▶ _Problem description_
Reproduce each line of the material exactly, minus any picture.

- - -

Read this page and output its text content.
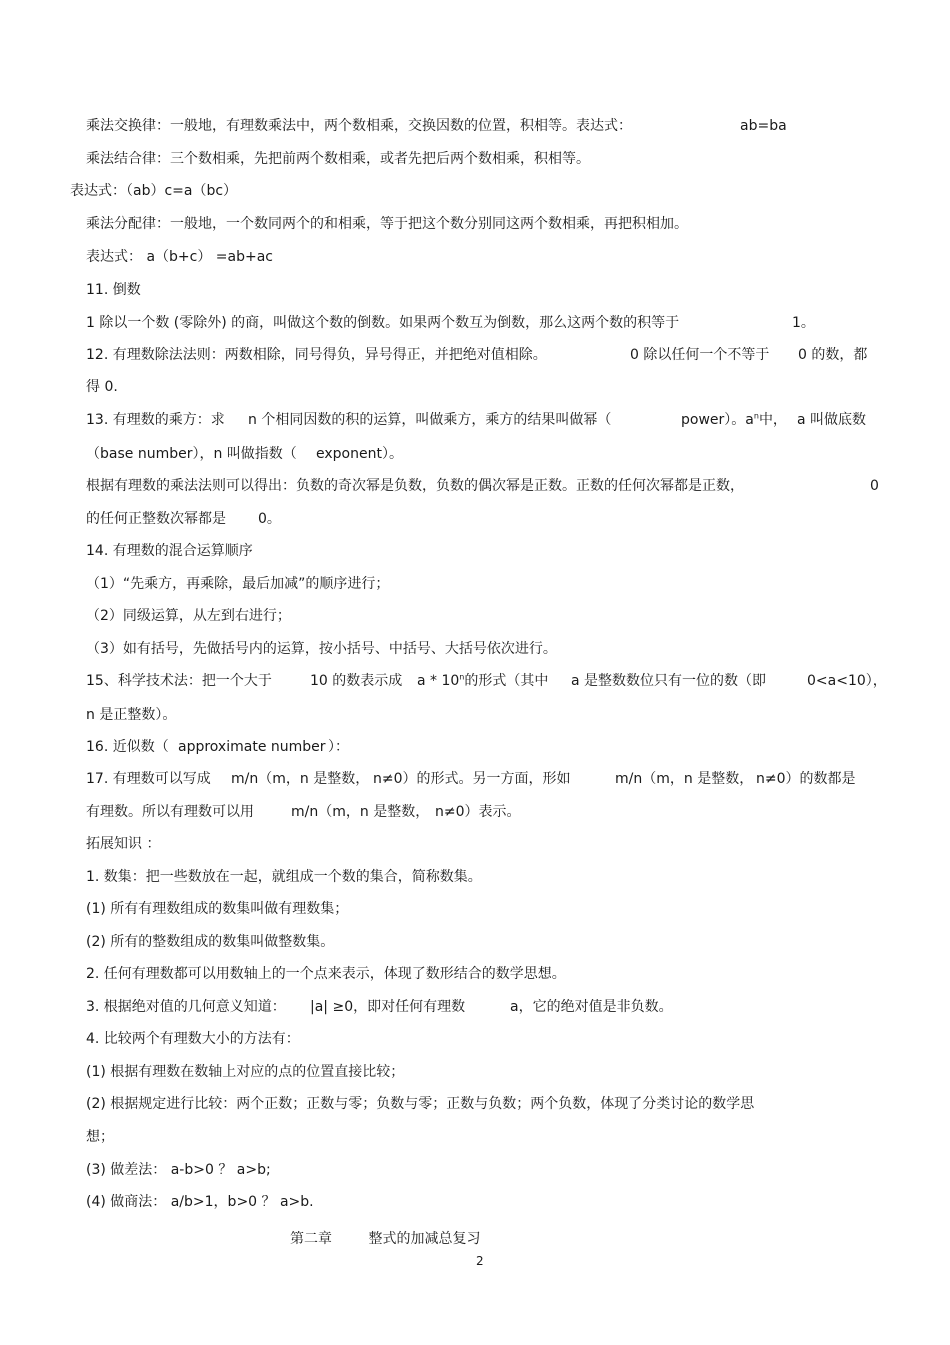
乘法交换律：一般地，有理数乘法中，两个数相乘，交换因数的位置，积相等。表达式：	ab=ba
乘法结合律：三个数相乘，先把前两个数相乘，或者先把后两个数相乘，积相等。
表达式：（ab）c=a（bc）
乘法分配律：一般地，一个数同两个的和相乘，等于把这个数分别同这两个数相乘，再把积相加。
表达式： a（b+c） =ab+ac
11. 倒数
1 除以一个数 (零除外) 的商，叫做这个数的倒数。如果两个数互为倒数，那么这两个数的积等于	1。
12. 有理数除法法则：两数相除，同号得负，异号得正，并把绝对值相除。	0 除以任何一个不等于 0 的数，都
得 0.
13. 有理数的乘方：求 n 个相同因数的积的运算，叫做乘方，乘方的结果叫做幂（	power）。$a^n$中， a 叫做底数
（base number），n 叫做指数（ exponent）。
根据有理数的乘法法则可以得出：负数的奇次幂是负数，负数的偶次幂是正数。正数的任何次幂都是正数，	0
的任何正整数次幂都是 0。
14. 有理数的混合运算顺序
（1）“先乘方，再乘除，最后加减”的顺序进行；
（2）同级运算，从左到右进行；
（3）如有括号，先做括号内的运算，按小括号、中括号、大括号依次进行。
15、科学技术法：把一个大于	10 的数表示成 a * 10$^n$的形式（其中 a 是整数数位只有一位的数（即	0<a<10），
n 是正整数）。
16. 近似数（ approximate number ）：
17. 有理数可以写成 m/n（m，n 是整数， n≠0）的形式。另一方面，形如	m/n（m，n 是整数， n≠0）的数都是
有理数。所以有理数可以用	m/n（m，n 是整数， n≠0）表示。
拓展知识 ：
1. 数集：把一些数放在一起，就组成一个数的集合，简称数集。
(1) 所有有理数组成的数集叫做有理数集；
(2) 所有的整数组成的数集叫做整数集。
2. 任何有理数都可以用数轴上的一个点来表示，体现了数形结合的数学思想。
3. 根据绝对值的几何意义知道： |a| ≥0，即对任何有理数	a，它的绝对值是非负数。
4. 比较两个有理数大小的方法有：
(1) 根据有理数在数轴上对应的点的位置直接比较；
(2) 根据规定进行比较：两个正数；正数与零；负数与零；正数与负数；两个负数，体现了分类讨论的数学思
想；
(3) 做差法： a-b>0 ？ a>b;
(4) 做商法： a/b>1，b>0 ？ a>b.
第二章	整式的加减总复习
2
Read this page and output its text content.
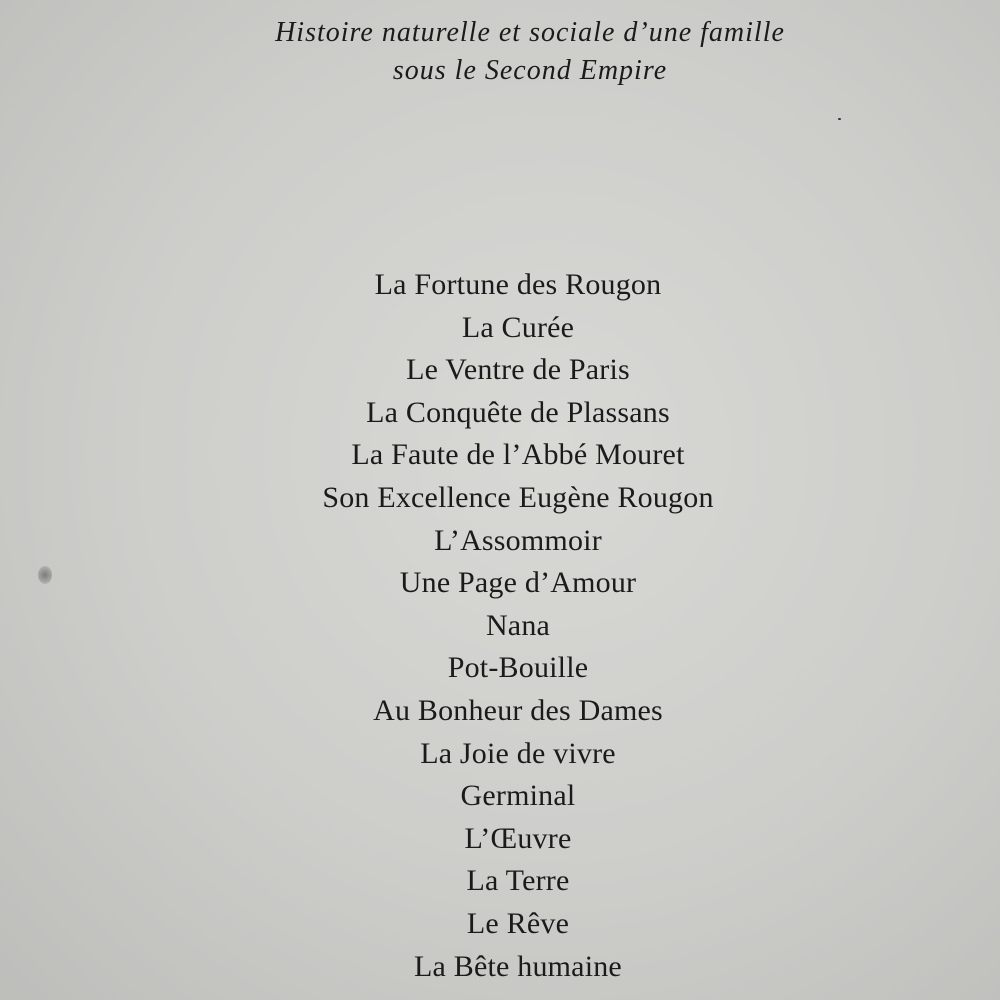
Histoire naturelle et sociale d’une famille
sous le Second Empire
La Fortune des Rougon
La Curée
Le Ventre de Paris
La Conquête de Plassans
La Faute de l’Abbé Mouret
Son Excellence Eugène Rougon
L’Assommoir
Une Page d’Amour
Nana
Pot-Bouille
Au Bonheur des Dames
La Joie de vivre
Germinal
L’Œuvre
La Terre
Le Rêve
La Bête humaine
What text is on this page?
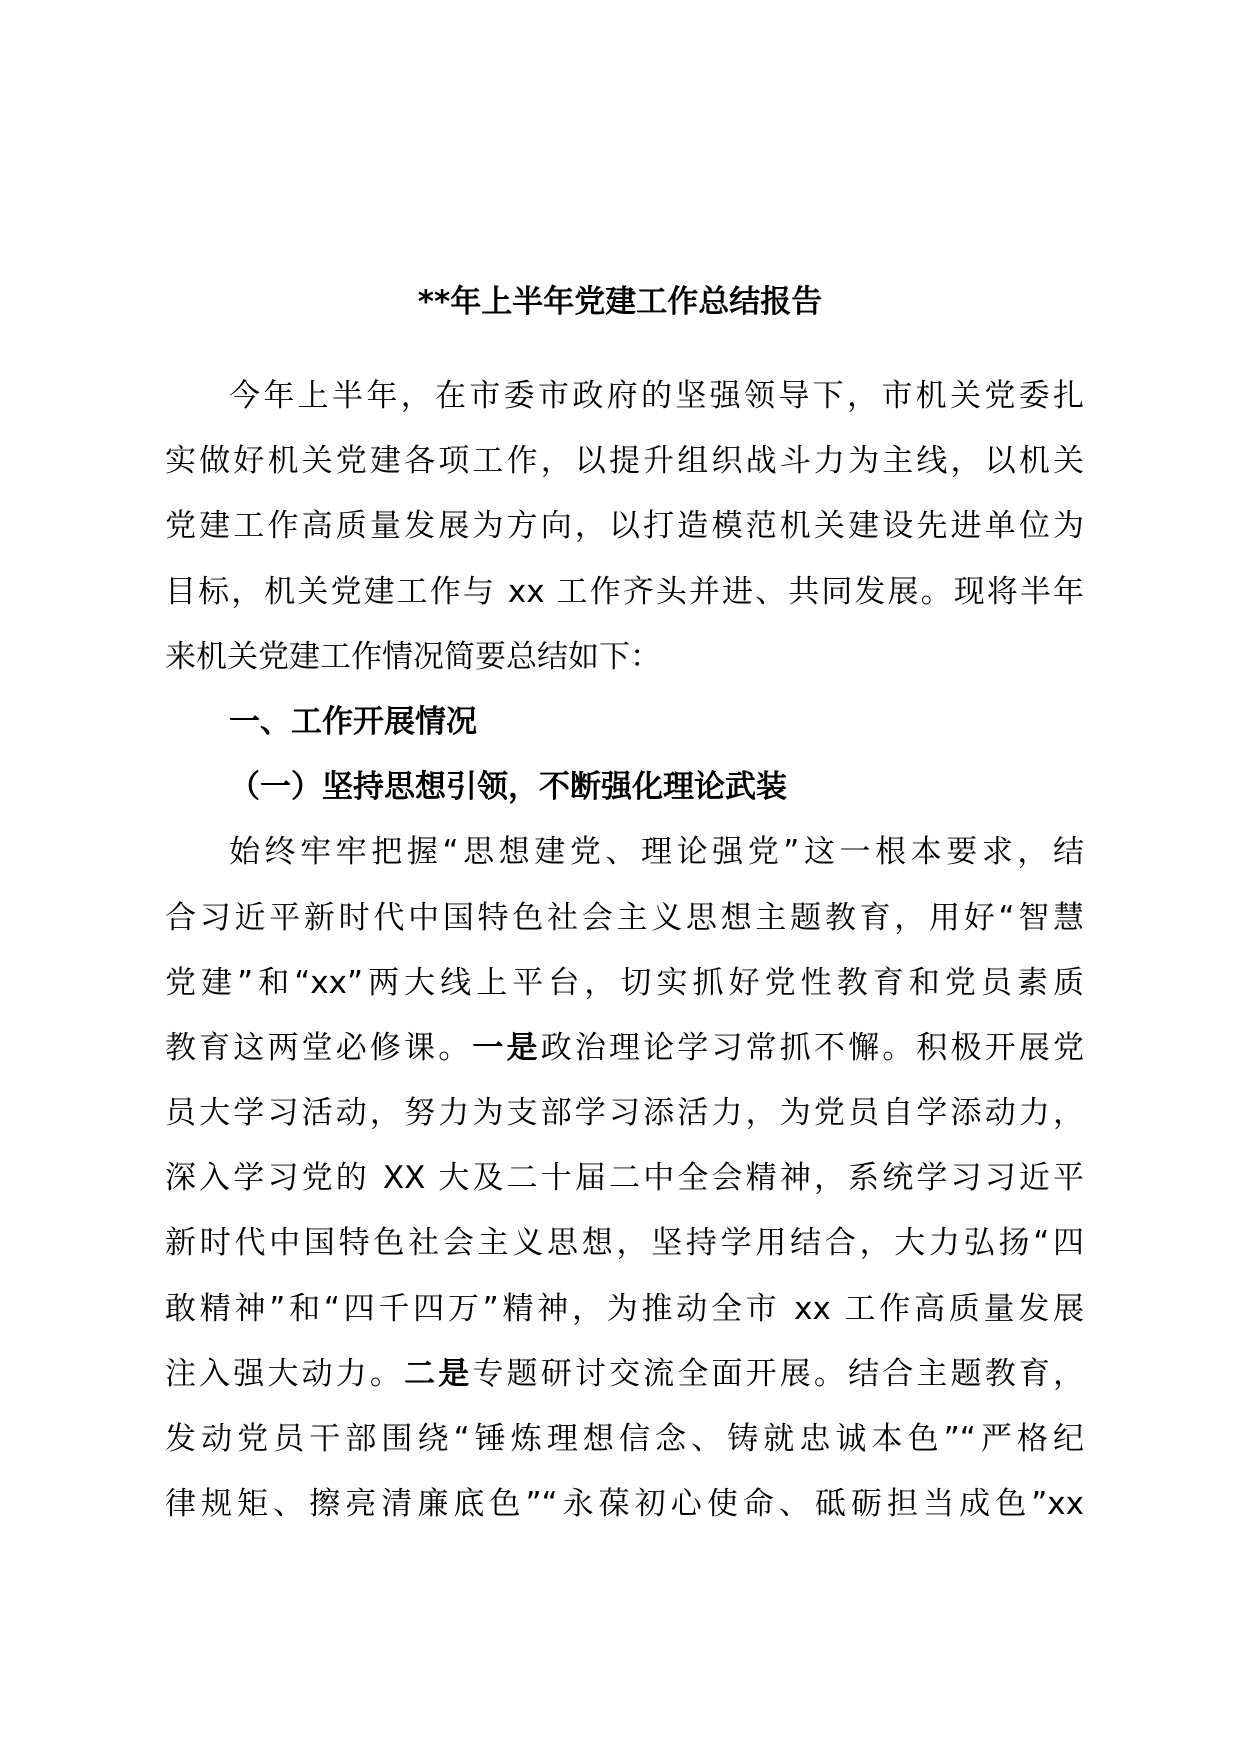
**年上半年党建工作总结报告
今年上半年，在市委市政府的坚强领导下，市机关党委扎
实做好机关党建各项工作，以提升组织战斗力为主线，以机关
党建工作高质量发展为方向，以打造模范机关建设先进单位为
目标，机关党建工作与 xx 工作齐头并进、共同发展。现将半年
来机关党建工作情况简要总结如下：
一、工作开展情况
（一）坚持思想引领，不断强化理论武装
始终牢牢把握“思想建党、理论强党”这一根本要求，结
合习近平新时代中国特色社会主义思想主题教育，用好“智慧
党建”和“xx”两大线上平台，切实抓好党性教育和党员素质
教育这两堂必修课。一是政治理论学习常抓不懈。积极开展党
员大学习活动，努力为支部学习添活力，为党员自学添动力，
深入学习党的 XX 大及二十届二中全会精神，系统学习习近平
新时代中国特色社会主义思想，坚持学用结合，大力弘扬“四
敢精神”和“四千四万”精神，为推动全市 xx 工作高质量发展
注入强大动力。二是专题研讨交流全面开展。结合主题教育，
发动党员干部围绕“锤炼理想信念、铸就忠诚本色”“严格纪
律规矩、擦亮清廉底色”“永葆初心使命、砥砺担当成色”xx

- - -

▶ _Exercise response_
Read this page and output its text content.
乘法交换律：一般地，有理数乘法中，两个数相乘，交换因数的位置，积相等。表达式：	ab=ba
乘法结合律：三个数相乘，先把前两个数相乘，或者先把后两个数相乘，积相等。
表达式：（ab）c=a（bc）
乘法分配律：一般地，一个数同两个的和相乘，等于把这个数分别同这两个数相乘，再把积相加。
表达式： a（b+c） =ab+ac
11. 倒数
1 除以一个数 (零除外) 的商，叫做这个数的倒数。如果两个数互为倒数，那么这两个数的积等于	1。
12. 有理数除法法则：两数相除，同号得负，异号得正，并把绝对值相除。	0 除以任何一个不等于 0 的数，都
得 0.
13. 有理数的乘方：求 n 个相同因数的积的运算，叫做乘方，乘方的结果叫做幂（	power）。$a^n$中， a 叫做底数
（base number），n 叫做指数（ exponent）。
根据有理数的乘法法则可以得出：负数的奇次幂是负数，负数的偶次幂是正数。正数的任何次幂都是正数，	0
的任何正整数次幂都是 0。
14. 有理数的混合运算顺序
（1）“先乘方，再乘除，最后加减”的顺序进行；
（2）同级运算，从左到右进行；
（3）如有括号，先做括号内的运算，按小括号、中括号、大括号依次进行。
15、科学技术法：把一个大于	10 的数表示成 a * 10$^n$的形式（其中 a 是整数数位只有一位的数（即	0<a<10），
n 是正整数）。
16. 近似数（ approximate number ）：
17. 有理数可以写成 m/n（m，n 是整数， n≠0）的形式。另一方面，形如	m/n（m，n 是整数， n≠0）的数都是
有理数。所以有理数可以用	m/n（m，n 是整数， n≠0）表示。
拓展知识 ：
1. 数集：把一些数放在一起，就组成一个数的集合，简称数集。
(1) 所有有理数组成的数集叫做有理数集；
(2) 所有的整数组成的数集叫做整数集。
2. 任何有理数都可以用数轴上的一个点来表示，体现了数形结合的数学思想。
3. 根据绝对值的几何意义知道： |a| ≥0，即对任何有理数	a，它的绝对值是非负数。
4. 比较两个有理数大小的方法有：
(1) 根据有理数在数轴上对应的点的位置直接比较；
(2) 根据规定进行比较：两个正数；正数与零；负数与零；正数与负数；两个负数，体现了分类讨论的数学思
想；
(3) 做差法： a-b>0 ？ a>b;
(4) 做商法： a/b>1，b>0 ？ a>b.
第二章	整式的加减总复习
2
Read this page and output its text content.
Histoire naturelle et sociale d’une famille
sous le Second Empire
La Fortune des Rougon
La Curée
Le Ventre de Paris
La Conquête de Plassans
La Faute de l’Abbé Mouret
Son Excellence Eugène Rougon
L’Assommoir
Une Page d’Amour
Nana
Pot-Bouille
Au Bonheur des Dames
La Joie de vivre
Germinal
L’Œuvre
La Terre
Le Rêve
La Bête humaine
What text is on this page?
**年上半年党建工作总结报告
今年上半年，在市委市政府的坚强领导下，市机关党委扎
实做好机关党建各项工作，以提升组织战斗力为主线，以机关
党建工作高质量发展为方向，以打造模范机关建设先进单位为
目标，机关党建工作与 xx 工作齐头并进、共同发展。现将半年
来机关党建工作情况简要总结如下：
一、工作开展情况
（一）坚持思想引领，不断强化理论武装
始终牢牢把握“思想建党、理论强党”这一根本要求，结
合习近平新时代中国特色社会主义思想主题教育，用好“智慧
党建”和“xx”两大线上平台，切实抓好党性教育和党员素质
教育这两堂必修课。一是政治理论学习常抓不懈。积极开展党
员大学习活动，努力为支部学习添活力，为党员自学添动力，
深入学习党的 XX 大及二十届二中全会精神，系统学习习近平
新时代中国特色社会主义思想，坚持学用结合，大力弘扬“四
敢精神”和“四千四万”精神，为推动全市 xx 工作高质量发展
注入强大动力。二是专题研讨交流全面开展。结合主题教育，
发动党员干部围绕“锤炼理想信念、铸就忠诚本色”“严格纪
律规矩、擦亮清廉底色”“永葆初心使命、砥砺担当成色”xx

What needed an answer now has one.